EXERCISE DIRECTIONS:
Please print every record below exactly as it appears.

Collection entries
__________________________________________________
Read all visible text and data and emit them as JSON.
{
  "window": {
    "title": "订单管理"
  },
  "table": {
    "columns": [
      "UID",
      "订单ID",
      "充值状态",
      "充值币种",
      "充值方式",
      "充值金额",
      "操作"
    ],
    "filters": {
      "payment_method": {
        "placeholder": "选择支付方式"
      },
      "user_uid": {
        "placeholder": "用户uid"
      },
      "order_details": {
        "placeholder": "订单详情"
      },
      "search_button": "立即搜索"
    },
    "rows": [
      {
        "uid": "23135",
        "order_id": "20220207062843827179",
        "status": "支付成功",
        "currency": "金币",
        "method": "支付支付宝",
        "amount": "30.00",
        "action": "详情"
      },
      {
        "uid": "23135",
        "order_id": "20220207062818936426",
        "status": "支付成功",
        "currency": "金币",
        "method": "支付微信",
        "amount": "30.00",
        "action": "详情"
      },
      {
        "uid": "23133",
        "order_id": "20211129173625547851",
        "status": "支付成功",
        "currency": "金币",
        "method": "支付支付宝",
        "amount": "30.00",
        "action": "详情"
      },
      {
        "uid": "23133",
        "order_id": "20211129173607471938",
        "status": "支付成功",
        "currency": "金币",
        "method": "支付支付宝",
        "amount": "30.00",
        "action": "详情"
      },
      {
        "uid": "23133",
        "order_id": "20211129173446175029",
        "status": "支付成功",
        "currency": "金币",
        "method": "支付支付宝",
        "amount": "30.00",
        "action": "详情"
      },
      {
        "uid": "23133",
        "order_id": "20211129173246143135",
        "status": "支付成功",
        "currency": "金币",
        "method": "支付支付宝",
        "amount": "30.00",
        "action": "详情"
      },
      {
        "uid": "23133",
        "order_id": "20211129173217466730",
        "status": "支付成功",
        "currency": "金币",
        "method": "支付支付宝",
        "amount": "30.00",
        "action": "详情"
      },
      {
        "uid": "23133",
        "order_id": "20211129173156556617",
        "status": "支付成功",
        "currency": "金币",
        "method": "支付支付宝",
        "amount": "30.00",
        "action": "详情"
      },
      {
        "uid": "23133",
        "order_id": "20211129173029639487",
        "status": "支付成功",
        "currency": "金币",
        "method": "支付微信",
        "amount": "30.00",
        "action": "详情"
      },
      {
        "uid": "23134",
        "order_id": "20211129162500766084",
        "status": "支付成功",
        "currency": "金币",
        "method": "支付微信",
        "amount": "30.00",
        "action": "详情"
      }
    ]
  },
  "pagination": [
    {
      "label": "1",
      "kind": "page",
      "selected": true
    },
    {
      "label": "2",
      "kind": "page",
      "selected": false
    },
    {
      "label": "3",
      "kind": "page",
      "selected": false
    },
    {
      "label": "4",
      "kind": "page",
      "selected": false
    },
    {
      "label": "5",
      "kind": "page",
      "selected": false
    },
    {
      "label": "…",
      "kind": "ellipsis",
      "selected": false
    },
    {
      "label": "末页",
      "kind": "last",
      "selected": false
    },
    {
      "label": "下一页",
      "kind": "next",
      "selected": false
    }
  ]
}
__________________________________________________
ANSWER IN FULL:
Read all visible text and data and emit them as JSON.
{
  "window": {
    "title": "订单管理"
  },
  "table": {
    "columns": [
      "UID",
      "订单ID",
      "充值状态",
      "充值币种",
      "充值方式",
      "充值金额",
      "操作"
    ],
    "filters": {
      "payment_method": {
        "placeholder": "选择支付方式"
      },
      "user_uid": {
        "placeholder": "用户uid"
      },
      "order_details": {
        "placeholder": "订单详情"
      },
      "search_button": "立即搜索"
    },
    "rows": [
      {
        "uid": "23135",
        "order_id": "20220207062843827179",
        "status": "支付成功",
        "currency": "金币",
        "method": "支付支付宝",
        "amount": "30.00",
        "action": "详情"
      },
      {
        "uid": "23135",
        "order_id": "20220207062818936426",
        "status": "支付成功",
        "currency": "金币",
        "method": "支付微信",
        "amount": "30.00",
        "action": "详情"
      },
      {
        "uid": "23133",
        "order_id": "20211129173625547851",
        "status": "支付成功",
        "currency": "金币",
        "method": "支付支付宝",
        "amount": "30.00",
        "action": "详情"
      },
      {
        "uid": "23133",
        "order_id": "20211129173607471938",
        "status": "支付成功",
        "currency": "金币",
        "method": "支付支付宝",
        "amount": "30.00",
        "action": "详情"
      },
      {
        "uid": "23133",
        "order_id": "20211129173446175029",
        "status": "支付成功",
        "currency": "金币",
        "method": "支付支付宝",
        "amount": "30.00",
        "action": "详情"
      },
      {
        "uid": "23133",
        "order_id": "20211129173246143135",
        "status": "支付成功",
        "currency": "金币",
        "method": "支付支付宝",
        "amount": "30.00",
        "action": "详情"
      },
      {
        "uid": "23133",
        "order_id": "20211129173217466730",
        "status": "支付成功",
        "currency": "金币",
        "method": "支付支付宝",
        "amount": "30.00",
        "action": "详情"
      },
      {
        "uid": "23133",
        "order_id": "20211129173156556617",
        "status": "支付成功",
        "currency": "金币",
        "method": "支付支付宝",
        "amount": "30.00",
        "action": "详情"
      },
      {
        "uid": "23133",
        "order_id": "20211129173029639487",
        "status": "支付成功",
        "currency": "金币",
        "method": "支付微信",
        "amount": "30.00",
        "action": "详情"
      },
      {
        "uid": "23134",
        "order_id": "20211129162500766084",
        "status": "支付成功",
        "currency": "金币",
        "method": "支付微信",
        "amount": "30.00",
        "action": "详情"
      }
    ]
  },
  "pagination": [
    {
      "label": "1",
      "kind": "page",
      "selected": true
    },
    {
      "label": "2",
      "kind": "page",
      "selected": false
    },
    {
      "label": "3",
      "kind": "page",
      "selected": false
    },
    {
      "label": "4",
      "kind": "page",
      "selected": false
    },
    {
      "label": "5",
      "kind": "page",
      "selected": false
    },
    {
      "label": "…",
      "kind": "ellipsis",
      "selected": false
    },
    {
      "label": "末页",
      "kind": "last",
      "selected": false
    },
    {
      "label": "下一页",
      "kind": "next",
      "selected": false
    }
  ]
}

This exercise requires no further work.